-------- Data for the task
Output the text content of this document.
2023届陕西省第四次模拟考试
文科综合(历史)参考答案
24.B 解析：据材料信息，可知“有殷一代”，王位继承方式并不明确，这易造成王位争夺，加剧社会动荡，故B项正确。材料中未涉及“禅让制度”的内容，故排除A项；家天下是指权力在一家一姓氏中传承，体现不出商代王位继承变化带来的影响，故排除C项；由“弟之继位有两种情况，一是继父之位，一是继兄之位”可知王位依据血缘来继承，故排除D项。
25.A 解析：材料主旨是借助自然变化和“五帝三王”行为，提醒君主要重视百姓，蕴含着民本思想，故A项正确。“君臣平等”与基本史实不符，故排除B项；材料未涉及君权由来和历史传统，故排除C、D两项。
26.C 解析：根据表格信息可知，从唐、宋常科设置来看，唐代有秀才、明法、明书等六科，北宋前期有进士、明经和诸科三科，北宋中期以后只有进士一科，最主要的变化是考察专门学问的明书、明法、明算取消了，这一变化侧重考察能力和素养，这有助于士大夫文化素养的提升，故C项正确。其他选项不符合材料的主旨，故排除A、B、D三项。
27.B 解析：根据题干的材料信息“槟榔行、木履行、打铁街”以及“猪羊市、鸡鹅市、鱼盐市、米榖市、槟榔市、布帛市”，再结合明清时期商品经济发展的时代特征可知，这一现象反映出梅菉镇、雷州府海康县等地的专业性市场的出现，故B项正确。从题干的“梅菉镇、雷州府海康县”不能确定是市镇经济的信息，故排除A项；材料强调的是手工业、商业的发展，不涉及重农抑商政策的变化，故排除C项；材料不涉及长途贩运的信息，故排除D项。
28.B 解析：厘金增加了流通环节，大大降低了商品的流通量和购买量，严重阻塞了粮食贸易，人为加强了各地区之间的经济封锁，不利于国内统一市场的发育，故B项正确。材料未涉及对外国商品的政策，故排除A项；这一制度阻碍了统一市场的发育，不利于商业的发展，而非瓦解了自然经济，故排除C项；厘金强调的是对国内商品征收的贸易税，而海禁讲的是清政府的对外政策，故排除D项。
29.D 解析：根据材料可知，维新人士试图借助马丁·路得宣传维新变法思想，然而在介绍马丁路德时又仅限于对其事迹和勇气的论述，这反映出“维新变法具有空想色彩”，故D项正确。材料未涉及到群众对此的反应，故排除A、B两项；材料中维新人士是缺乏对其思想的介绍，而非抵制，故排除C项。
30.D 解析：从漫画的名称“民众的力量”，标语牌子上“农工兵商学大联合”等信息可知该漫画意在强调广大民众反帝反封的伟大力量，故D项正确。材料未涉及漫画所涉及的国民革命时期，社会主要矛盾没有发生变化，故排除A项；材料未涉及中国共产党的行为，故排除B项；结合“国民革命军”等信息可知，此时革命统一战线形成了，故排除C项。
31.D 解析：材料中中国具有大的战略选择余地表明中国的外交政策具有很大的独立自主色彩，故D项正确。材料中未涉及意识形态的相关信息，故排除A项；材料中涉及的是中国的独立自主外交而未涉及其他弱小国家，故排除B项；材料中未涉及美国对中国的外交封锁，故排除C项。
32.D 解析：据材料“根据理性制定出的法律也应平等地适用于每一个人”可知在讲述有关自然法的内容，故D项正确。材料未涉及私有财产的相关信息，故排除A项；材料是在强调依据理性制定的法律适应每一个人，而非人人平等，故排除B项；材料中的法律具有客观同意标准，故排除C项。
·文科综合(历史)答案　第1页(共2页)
----------------
▶ [Your task]: Check all the records above and select each line where the string "故B项正确" is found.

▶ [Task answer]:
24.B 解析：据材料信息，可知“有殷一代”，王位继承方式并不明确，这易造成王位争夺，加剧社会动荡，故B项正确。材料中未涉及“禅让制度”的内容，故排除A项；家天下是指权力在一家一姓氏中传承，体现不出商代王位继承变化带来的影响，故排除C项；由“弟之继位有两种情况，一是继父之位，一是继兄之位”可知王位依据血缘来继承，故排除D项。
27.B 解析：根据题干的材料信息“槟榔行、木履行、打铁街”以及“猪羊市、鸡鹅市、鱼盐市、米榖市、槟榔市、布帛市”，再结合明清时期商品经济发展的时代特征可知，这一现象反映出梅菉镇、雷州府海康县等地的专业性市场的出现，故B项正确。从题干的“梅菉镇、雷州府海康县”不能确定是市镇经济的信息，故排除A项；材料强调的是手工业、商业的发展，不涉及重农抑商政策的变化，故排除C项；材料不涉及长途贩运的信息，故排除D项。
28.B 解析：厘金增加了流通环节，大大降低了商品的流通量和购买量，严重阻塞了粮食贸易，人为加强了各地区之间的经济封锁，不利于国内统一市场的发育，故B项正确。材料未涉及对外国商品的政策，故排除A项；这一制度阻碍了统一市场的发育，不利于商业的发展，而非瓦解了自然经济，故排除C项；厘金强调的是对国内商品征收的贸易税，而海禁讲的是清政府的对外政策，故排除D项。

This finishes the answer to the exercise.